** STATED EXERCISE **
Every entry below should be printed exactly, without its images.

━━ DATA IN THIS EXERCISE ━━

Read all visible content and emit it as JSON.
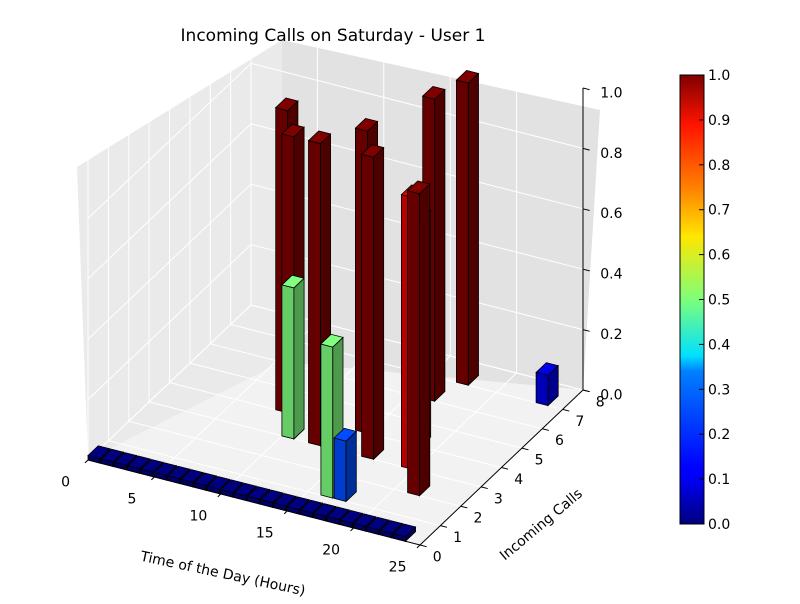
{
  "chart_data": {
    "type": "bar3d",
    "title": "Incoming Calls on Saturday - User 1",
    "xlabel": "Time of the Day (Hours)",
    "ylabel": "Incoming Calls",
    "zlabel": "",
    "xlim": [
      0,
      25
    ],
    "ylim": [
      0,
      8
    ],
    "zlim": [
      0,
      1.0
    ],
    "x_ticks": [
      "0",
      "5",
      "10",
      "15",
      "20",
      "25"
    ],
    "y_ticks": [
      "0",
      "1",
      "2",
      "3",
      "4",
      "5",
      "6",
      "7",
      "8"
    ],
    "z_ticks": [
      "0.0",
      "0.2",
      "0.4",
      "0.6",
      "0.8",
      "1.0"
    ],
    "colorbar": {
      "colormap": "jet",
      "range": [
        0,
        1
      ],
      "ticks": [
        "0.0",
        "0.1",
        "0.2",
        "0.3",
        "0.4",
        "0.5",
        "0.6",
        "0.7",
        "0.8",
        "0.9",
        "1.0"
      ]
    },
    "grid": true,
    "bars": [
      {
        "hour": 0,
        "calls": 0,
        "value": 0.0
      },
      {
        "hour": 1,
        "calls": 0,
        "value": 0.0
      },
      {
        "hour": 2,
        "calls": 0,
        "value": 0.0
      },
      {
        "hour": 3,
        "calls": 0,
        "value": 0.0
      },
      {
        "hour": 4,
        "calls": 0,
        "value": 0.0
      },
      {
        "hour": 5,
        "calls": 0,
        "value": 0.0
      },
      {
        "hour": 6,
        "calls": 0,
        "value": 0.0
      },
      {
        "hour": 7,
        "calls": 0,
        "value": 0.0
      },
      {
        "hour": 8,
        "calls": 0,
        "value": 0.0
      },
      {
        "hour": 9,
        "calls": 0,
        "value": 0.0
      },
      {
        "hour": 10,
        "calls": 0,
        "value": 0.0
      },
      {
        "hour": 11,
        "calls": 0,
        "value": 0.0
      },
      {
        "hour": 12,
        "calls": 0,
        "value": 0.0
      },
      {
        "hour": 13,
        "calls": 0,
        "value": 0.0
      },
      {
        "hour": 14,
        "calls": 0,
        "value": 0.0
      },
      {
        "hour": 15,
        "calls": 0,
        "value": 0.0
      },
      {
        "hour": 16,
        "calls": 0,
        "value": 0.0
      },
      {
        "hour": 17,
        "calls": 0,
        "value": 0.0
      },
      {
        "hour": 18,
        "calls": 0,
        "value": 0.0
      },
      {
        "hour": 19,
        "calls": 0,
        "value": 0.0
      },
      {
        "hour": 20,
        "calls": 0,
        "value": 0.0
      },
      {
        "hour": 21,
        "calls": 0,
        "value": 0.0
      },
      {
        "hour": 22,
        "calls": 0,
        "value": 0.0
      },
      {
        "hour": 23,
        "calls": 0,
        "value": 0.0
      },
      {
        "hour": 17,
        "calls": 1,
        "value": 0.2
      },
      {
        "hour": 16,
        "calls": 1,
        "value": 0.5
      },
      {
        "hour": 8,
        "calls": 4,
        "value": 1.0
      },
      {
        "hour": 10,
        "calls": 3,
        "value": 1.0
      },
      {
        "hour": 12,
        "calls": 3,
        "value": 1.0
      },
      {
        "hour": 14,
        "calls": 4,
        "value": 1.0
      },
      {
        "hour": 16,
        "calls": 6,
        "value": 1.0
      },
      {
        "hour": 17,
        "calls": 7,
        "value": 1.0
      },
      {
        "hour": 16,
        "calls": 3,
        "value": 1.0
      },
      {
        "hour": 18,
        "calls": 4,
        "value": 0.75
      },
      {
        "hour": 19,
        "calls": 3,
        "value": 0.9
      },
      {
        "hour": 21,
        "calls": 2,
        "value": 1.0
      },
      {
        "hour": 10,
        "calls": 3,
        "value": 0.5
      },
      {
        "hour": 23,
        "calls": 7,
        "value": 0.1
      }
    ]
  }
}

━━━

** ANSWER TO THE TASK **
Read all visible content and emit it as JSON.
{
  "chart_data": {
    "type": "bar3d",
    "title": "Incoming Calls on Saturday - User 1",
    "xlabel": "Time of the Day (Hours)",
    "ylabel": "Incoming Calls",
    "zlabel": "",
    "xlim": [
      0,
      25
    ],
    "ylim": [
      0,
      8
    ],
    "zlim": [
      0,
      1.0
    ],
    "x_ticks": [
      "0",
      "5",
      "10",
      "15",
      "20",
      "25"
    ],
    "y_ticks": [
      "0",
      "1",
      "2",
      "3",
      "4",
      "5",
      "6",
      "7",
      "8"
    ],
    "z_ticks": [
      "0.0",
      "0.2",
      "0.4",
      "0.6",
      "0.8",
      "1.0"
    ],
    "colorbar": {
      "colormap": "jet",
      "range": [
        0,
        1
      ],
      "ticks": [
        "0.0",
        "0.1",
        "0.2",
        "0.3",
        "0.4",
        "0.5",
        "0.6",
        "0.7",
        "0.8",
        "0.9",
        "1.0"
      ]
    },
    "grid": true,
    "bars": [
      {
        "hour": 0,
        "calls": 0,
        "value": 0.0
      },
      {
        "hour": 1,
        "calls": 0,
        "value": 0.0
      },
      {
        "hour": 2,
        "calls": 0,
        "value": 0.0
      },
      {
        "hour": 3,
        "calls": 0,
        "value": 0.0
      },
      {
        "hour": 4,
        "calls": 0,
        "value": 0.0
      },
      {
        "hour": 5,
        "calls": 0,
        "value": 0.0
      },
      {
        "hour": 6,
        "calls": 0,
        "value": 0.0
      },
      {
        "hour": 7,
        "calls": 0,
        "value": 0.0
      },
      {
        "hour": 8,
        "calls": 0,
        "value": 0.0
      },
      {
        "hour": 9,
        "calls": 0,
        "value": 0.0
      },
      {
        "hour": 10,
        "calls": 0,
        "value": 0.0
      },
      {
        "hour": 11,
        "calls": 0,
        "value": 0.0
      },
      {
        "hour": 12,
        "calls": 0,
        "value": 0.0
      },
      {
        "hour": 13,
        "calls": 0,
        "value": 0.0
      },
      {
        "hour": 14,
        "calls": 0,
        "value": 0.0
      },
      {
        "hour": 15,
        "calls": 0,
        "value": 0.0
      },
      {
        "hour": 16,
        "calls": 0,
        "value": 0.0
      },
      {
        "hour": 17,
        "calls": 0,
        "value": 0.0
      },
      {
        "hour": 18,
        "calls": 0,
        "value": 0.0
      },
      {
        "hour": 19,
        "calls": 0,
        "value": 0.0
      },
      {
        "hour": 20,
        "calls": 0,
        "value": 0.0
      },
      {
        "hour": 21,
        "calls": 0,
        "value": 0.0
      },
      {
        "hour": 22,
        "calls": 0,
        "value": 0.0
      },
      {
        "hour": 23,
        "calls": 0,
        "value": 0.0
      },
      {
        "hour": 17,
        "calls": 1,
        "value": 0.2
      },
      {
        "hour": 16,
        "calls": 1,
        "value": 0.5
      },
      {
        "hour": 8,
        "calls": 4,
        "value": 1.0
      },
      {
        "hour": 10,
        "calls": 3,
        "value": 1.0
      },
      {
        "hour": 12,
        "calls": 3,
        "value": 1.0
      },
      {
        "hour": 14,
        "calls": 4,
        "value": 1.0
      },
      {
        "hour": 16,
        "calls": 6,
        "value": 1.0
      },
      {
        "hour": 17,
        "calls": 7,
        "value": 1.0
      },
      {
        "hour": 16,
        "calls": 3,
        "value": 1.0
      },
      {
        "hour": 18,
        "calls": 4,
        "value": 0.75
      },
      {
        "hour": 19,
        "calls": 3,
        "value": 0.9
      },
      {
        "hour": 21,
        "calls": 2,
        "value": 1.0
      },
      {
        "hour": 10,
        "calls": 3,
        "value": 0.5
      },
      {
        "hour": 23,
        "calls": 7,
        "value": 0.1
      }
    ]
  }
}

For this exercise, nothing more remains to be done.